* Task goal
Print all of the data below exactly as it appears, leaving out every image.

(Records provided begins)

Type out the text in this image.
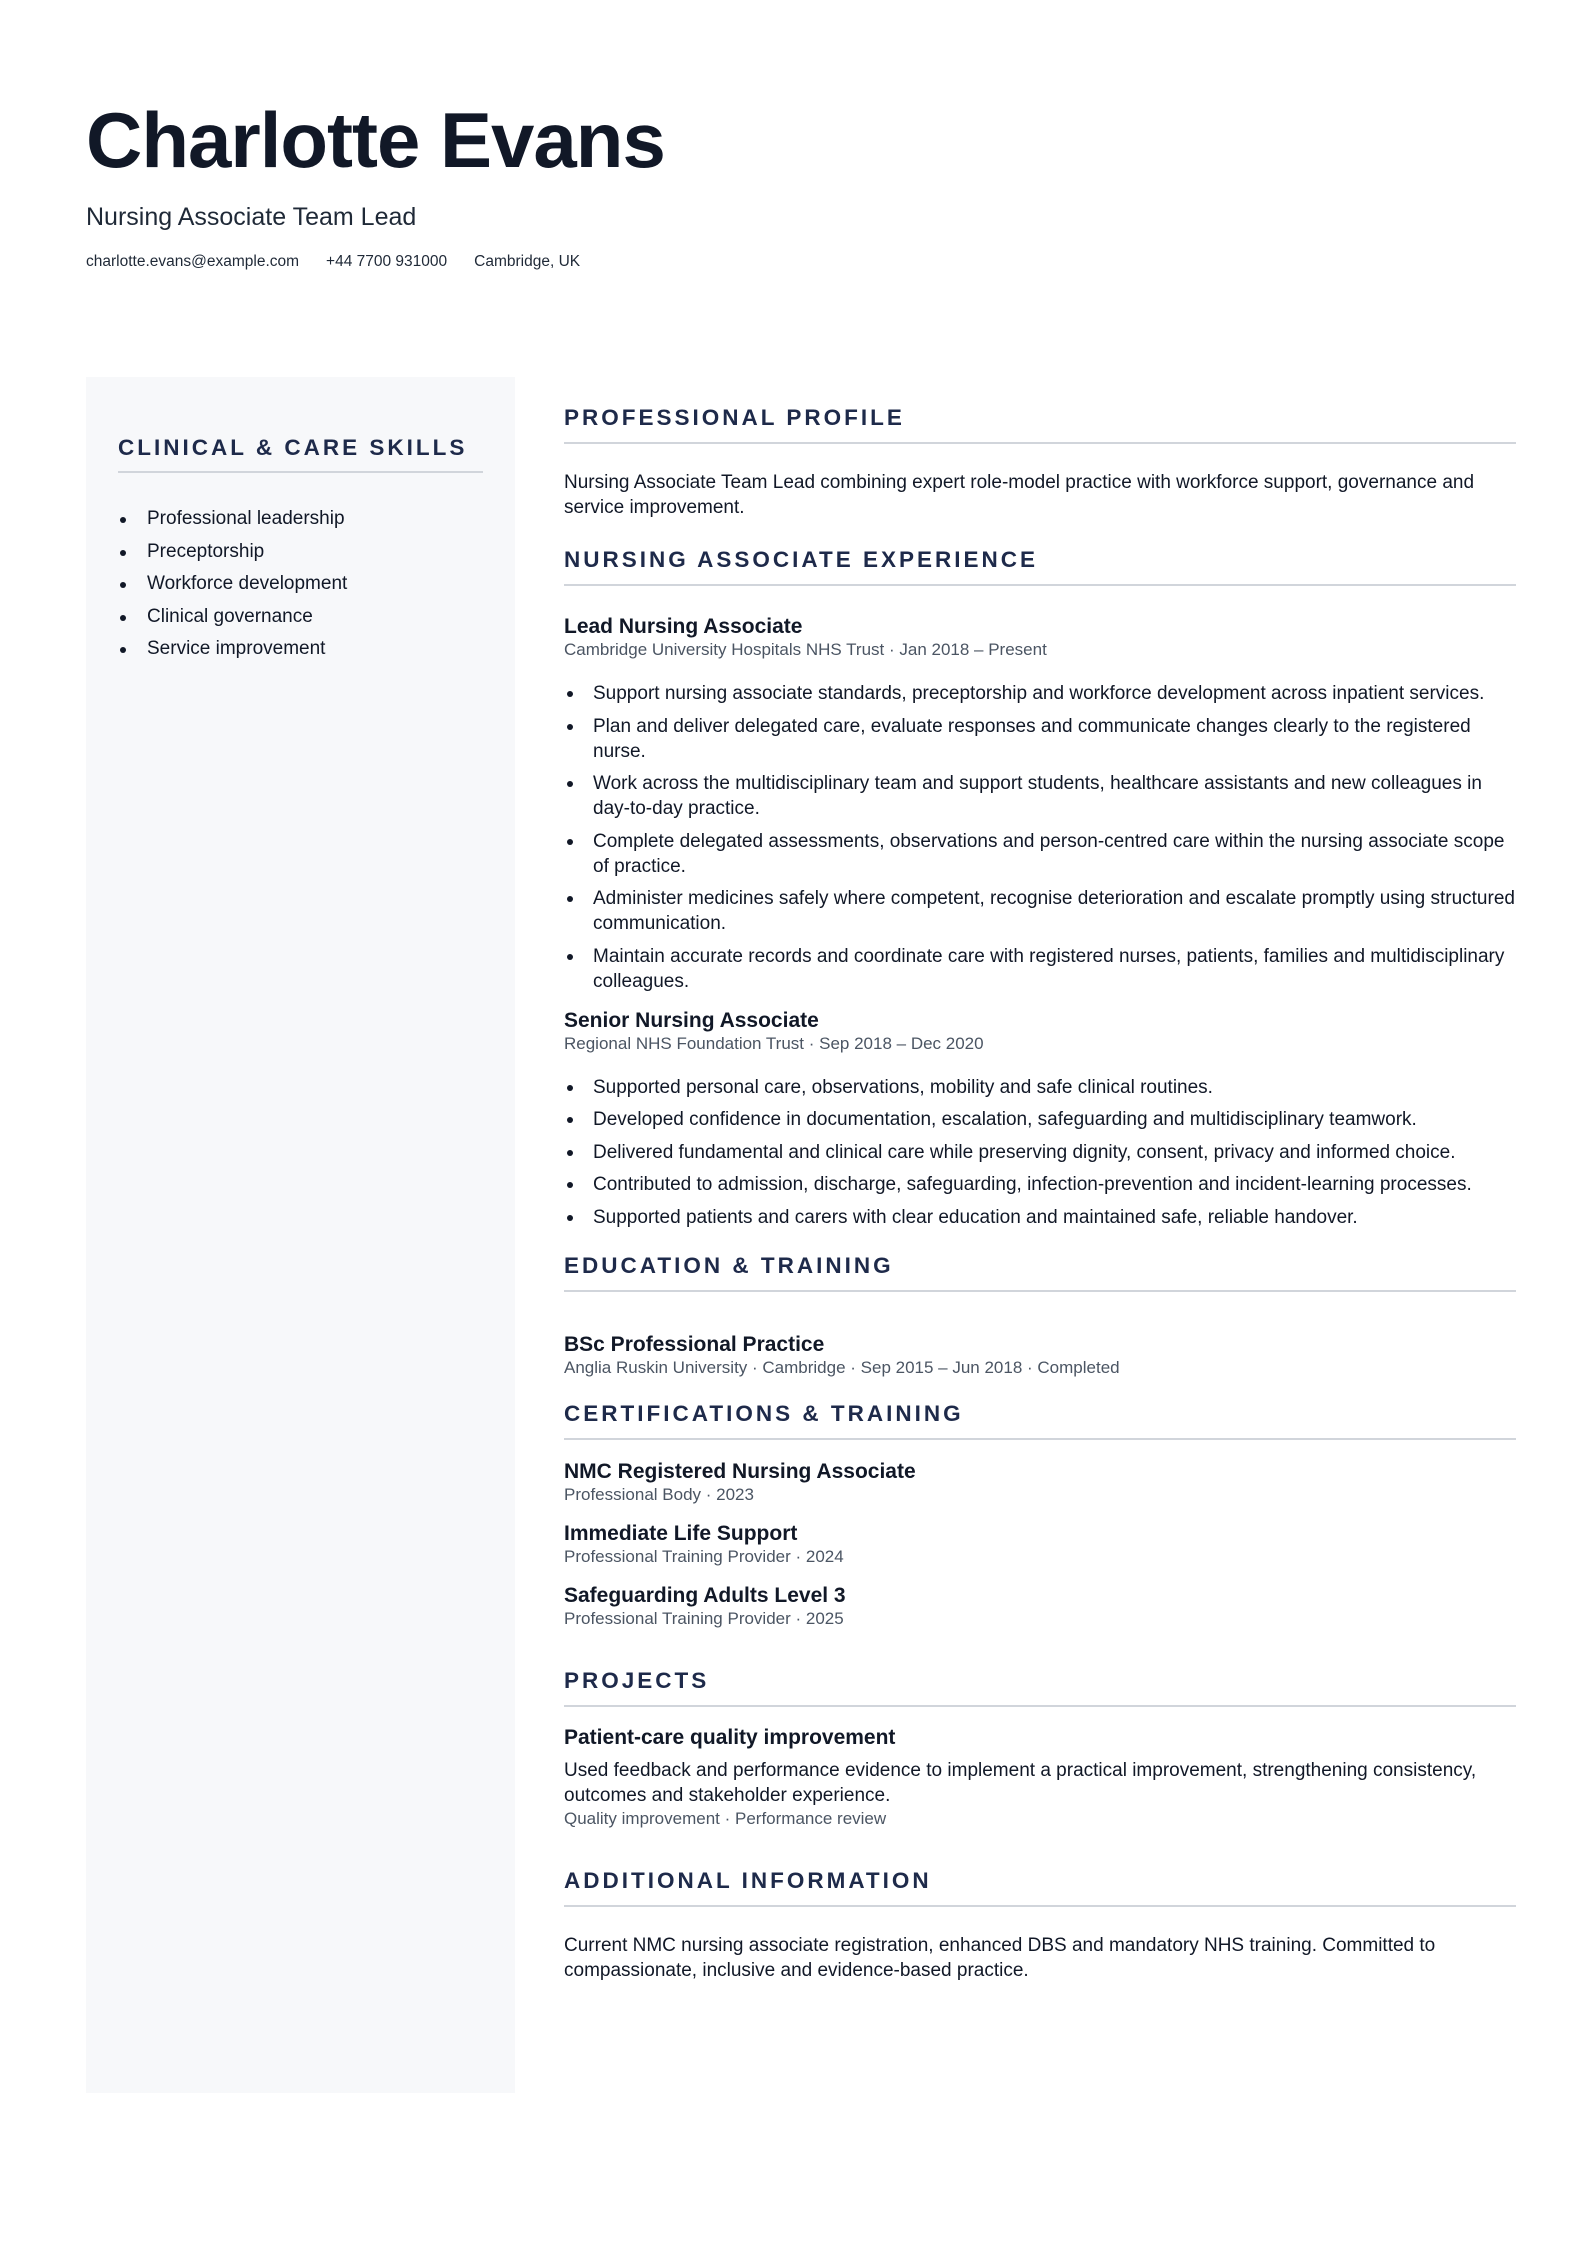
Charlotte Evans
Nursing Associate Team Lead
charlotte.evans@example.com +44 7700 931000 Cambridge, UK
CLINICAL & CARE SKILLS
Professional leadership
Preceptorship
Workforce development
Clinical governance
Service improvement
PROFESSIONAL PROFILE
Nursing Associate Team Lead combining expert role-model practice with workforce support, governance and service improvement.
NURSING ASSOCIATE EXPERIENCE
Lead Nursing Associate
Cambridge University Hospitals NHS Trust · Jan 2018 – Present
Support nursing associate standards, preceptorship and workforce development across inpatient services.
Plan and deliver delegated care, evaluate responses and communicate changes clearly to the registered nurse.
Work across the multidisciplinary team and support students, healthcare assistants and new colleagues in day-to-day practice.
Complete delegated assessments, observations and person-centred care within the nursing associate scope of practice.
Administer medicines safely where competent, recognise deterioration and escalate promptly using structured communication.
Maintain accurate records and coordinate care with registered nurses, patients, families and multidisciplinary colleagues.
Senior Nursing Associate
Regional NHS Foundation Trust · Sep 2018 – Dec 2020
Supported personal care, observations, mobility and safe clinical routines.
Developed confidence in documentation, escalation, safeguarding and multidisciplinary teamwork.
Delivered fundamental and clinical care while preserving dignity, consent, privacy and informed choice.
Contributed to admission, discharge, safeguarding, infection-prevention and incident-learning processes.
Supported patients and carers with clear education and maintained safe, reliable handover.
EDUCATION & TRAINING
BSc Professional Practice
Anglia Ruskin University · Cambridge · Sep 2015 – Jun 2018 · Completed
CERTIFICATIONS & TRAINING
NMC Registered Nursing Associate
Professional Body · 2023
Immediate Life Support
Professional Training Provider · 2024
Safeguarding Adults Level 3
Professional Training Provider · 2025
PROJECTS
Patient-care quality improvement
Used feedback and performance evidence to implement a practical improvement, strengthening consistency, outcomes and stakeholder experience.
Quality improvement · Performance review
ADDITIONAL INFORMATION
Current NMC nursing associate registration, enhanced DBS and mandatory NHS training. Committed to compassionate, inclusive and evidence-based practice.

(Records provided ends)

* Final answer
Type out the text in this image.
Charlotte Evans
Nursing Associate Team Lead
charlotte.evans@example.com +44 7700 931000 Cambridge, UK
CLINICAL & CARE SKILLS
Professional leadership
Preceptorship
Workforce development
Clinical governance
Service improvement
PROFESSIONAL PROFILE
Nursing Associate Team Lead combining expert role-model practice with workforce support, governance and service improvement.
NURSING ASSOCIATE EXPERIENCE
Lead Nursing Associate
Cambridge University Hospitals NHS Trust · Jan 2018 – Present
Support nursing associate standards, preceptorship and workforce development across inpatient services.
Plan and deliver delegated care, evaluate responses and communicate changes clearly to the registered nurse.
Work across the multidisciplinary team and support students, healthcare assistants and new colleagues in day-to-day practice.
Complete delegated assessments, observations and person-centred care within the nursing associate scope of practice.
Administer medicines safely where competent, recognise deterioration and escalate promptly using structured communication.
Maintain accurate records and coordinate care with registered nurses, patients, families and multidisciplinary colleagues.
Senior Nursing Associate
Regional NHS Foundation Trust · Sep 2018 – Dec 2020
Supported personal care, observations, mobility and safe clinical routines.
Developed confidence in documentation, escalation, safeguarding and multidisciplinary teamwork.
Delivered fundamental and clinical care while preserving dignity, consent, privacy and informed choice.
Contributed to admission, discharge, safeguarding, infection-prevention and incident-learning processes.
Supported patients and carers with clear education and maintained safe, reliable handover.
EDUCATION & TRAINING
BSc Professional Practice
Anglia Ruskin University · Cambridge · Sep 2015 – Jun 2018 · Completed
CERTIFICATIONS & TRAINING
NMC Registered Nursing Associate
Professional Body · 2023
Immediate Life Support
Professional Training Provider · 2024
Safeguarding Adults Level 3
Professional Training Provider · 2025
PROJECTS
Patient-care quality improvement
Used feedback and performance evidence to implement a practical improvement, strengthening consistency, outcomes and stakeholder experience.
Quality improvement · Performance review
ADDITIONAL INFORMATION
Current NMC nursing associate registration, enhanced DBS and mandatory NHS training. Committed to compassionate, inclusive and evidence-based practice.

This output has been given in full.